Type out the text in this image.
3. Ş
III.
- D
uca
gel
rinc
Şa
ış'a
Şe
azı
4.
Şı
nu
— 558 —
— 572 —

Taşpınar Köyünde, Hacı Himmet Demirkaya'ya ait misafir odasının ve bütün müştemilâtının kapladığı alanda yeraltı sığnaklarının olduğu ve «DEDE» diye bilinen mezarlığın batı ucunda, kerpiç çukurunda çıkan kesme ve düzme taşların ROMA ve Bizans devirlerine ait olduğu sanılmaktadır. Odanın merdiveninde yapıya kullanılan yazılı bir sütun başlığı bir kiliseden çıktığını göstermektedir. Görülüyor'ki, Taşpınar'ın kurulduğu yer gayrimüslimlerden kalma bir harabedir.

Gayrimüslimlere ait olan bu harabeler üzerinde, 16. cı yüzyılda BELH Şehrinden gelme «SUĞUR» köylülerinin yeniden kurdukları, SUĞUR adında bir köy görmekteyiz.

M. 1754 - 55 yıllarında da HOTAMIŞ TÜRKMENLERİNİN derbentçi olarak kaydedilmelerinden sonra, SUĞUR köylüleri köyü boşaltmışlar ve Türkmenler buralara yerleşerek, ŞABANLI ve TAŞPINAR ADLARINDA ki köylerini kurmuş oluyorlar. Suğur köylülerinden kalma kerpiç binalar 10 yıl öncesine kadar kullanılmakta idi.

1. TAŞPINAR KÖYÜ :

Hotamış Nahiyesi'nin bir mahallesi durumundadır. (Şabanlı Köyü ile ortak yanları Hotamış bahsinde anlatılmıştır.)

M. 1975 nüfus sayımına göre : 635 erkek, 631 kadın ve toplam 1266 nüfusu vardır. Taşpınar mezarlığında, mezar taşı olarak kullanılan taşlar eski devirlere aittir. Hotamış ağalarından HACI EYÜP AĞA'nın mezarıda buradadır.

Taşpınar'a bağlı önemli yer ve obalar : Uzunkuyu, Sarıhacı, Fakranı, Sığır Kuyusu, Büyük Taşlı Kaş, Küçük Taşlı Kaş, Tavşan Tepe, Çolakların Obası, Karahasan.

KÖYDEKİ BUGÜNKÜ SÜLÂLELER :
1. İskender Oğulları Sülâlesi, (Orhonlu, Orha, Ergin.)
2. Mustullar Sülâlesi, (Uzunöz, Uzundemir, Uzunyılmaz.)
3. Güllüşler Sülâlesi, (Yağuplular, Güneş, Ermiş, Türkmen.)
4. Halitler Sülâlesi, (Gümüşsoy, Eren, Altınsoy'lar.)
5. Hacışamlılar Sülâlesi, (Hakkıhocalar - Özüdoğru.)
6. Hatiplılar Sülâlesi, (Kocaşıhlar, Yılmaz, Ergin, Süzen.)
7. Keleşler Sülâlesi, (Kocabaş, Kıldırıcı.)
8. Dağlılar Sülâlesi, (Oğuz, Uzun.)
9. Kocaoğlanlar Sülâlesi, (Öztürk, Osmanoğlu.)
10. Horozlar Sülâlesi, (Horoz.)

________________

Please reproduce each line exactly as written.

Type out the text in this image.
3. Ş
III.
- D
uca
gel
rinc
Şa
ış'a
Şe
azı
4.
Şı
nu
— 558 —
— 572 —

Taşpınar Köyünde, Hacı Himmet Demirkaya'ya ait misafir odasının ve bütün müştemilâtının kapladığı alanda yeraltı sığnaklarının olduğu ve «DEDE» diye bilinen mezarlığın batı ucunda, kerpiç çukurunda çıkan kesme ve düzme taşların ROMA ve Bizans devirlerine ait olduğu sanılmaktadır. Odanın merdiveninde yapıya kullanılan yazılı bir sütun başlığı bir kiliseden çıktığını göstermektedir. Görülüyor'ki, Taşpınar'ın kurulduğu yer gayrimüslimlerden kalma bir harabedir.

Gayrimüslimlere ait olan bu harabeler üzerinde, 16. cı yüzyılda BELH Şehrinden gelme «SUĞUR» köylülerinin yeniden kurdukları, SUĞUR adında bir köy görmekteyiz.

M. 1754 - 55 yıllarında da HOTAMIŞ TÜRKMENLERİNİN derbentçi olarak kaydedilmelerinden sonra, SUĞUR köylüleri köyü boşaltmışlar ve Türkmenler buralara yerleşerek, ŞABANLI ve TAŞPINAR ADLARINDA ki köylerini kurmuş oluyorlar. Suğur köylülerinden kalma kerpiç binalar 10 yıl öncesine kadar kullanılmakta idi.

1. TAŞPINAR KÖYÜ :

Hotamış Nahiyesi'nin bir mahallesi durumundadır. (Şabanlı Köyü ile ortak yanları Hotamış bahsinde anlatılmıştır.)

M. 1975 nüfus sayımına göre : 635 erkek, 631 kadın ve toplam 1266 nüfusu vardır. Taşpınar mezarlığında, mezar taşı olarak kullanılan taşlar eski devirlere aittir. Hotamış ağalarından HACI EYÜP AĞA'nın mezarıda buradadır.

Taşpınar'a bağlı önemli yer ve obalar : Uzunkuyu, Sarıhacı, Fakranı, Sığır Kuyusu, Büyük Taşlı Kaş, Küçük Taşlı Kaş, Tavşan Tepe, Çolakların Obası, Karahasan.

KÖYDEKİ BUGÜNKÜ SÜLÂLELER :
1. İskender Oğulları Sülâlesi, (Orhonlu, Orha, Ergin.)
2. Mustullar Sülâlesi, (Uzunöz, Uzundemir, Uzunyılmaz.)
3. Güllüşler Sülâlesi, (Yağuplular, Güneş, Ermiş, Türkmen.)
4. Halitler Sülâlesi, (Gümüşsoy, Eren, Altınsoy'lar.)
5. Hacışamlılar Sülâlesi, (Hakkıhocalar - Özüdoğru.)
6. Hatiplılar Sülâlesi, (Kocaşıhlar, Yılmaz, Ergin, Süzen.)
7. Keleşler Sülâlesi, (Kocabaş, Kıldırıcı.)
8. Dağlılar Sülâlesi, (Oğuz, Uzun.)
9. Kocaoğlanlar Sülâlesi, (Öztürk, Osmanoğlu.)
10. Horozlar Sülâlesi, (Horoz.)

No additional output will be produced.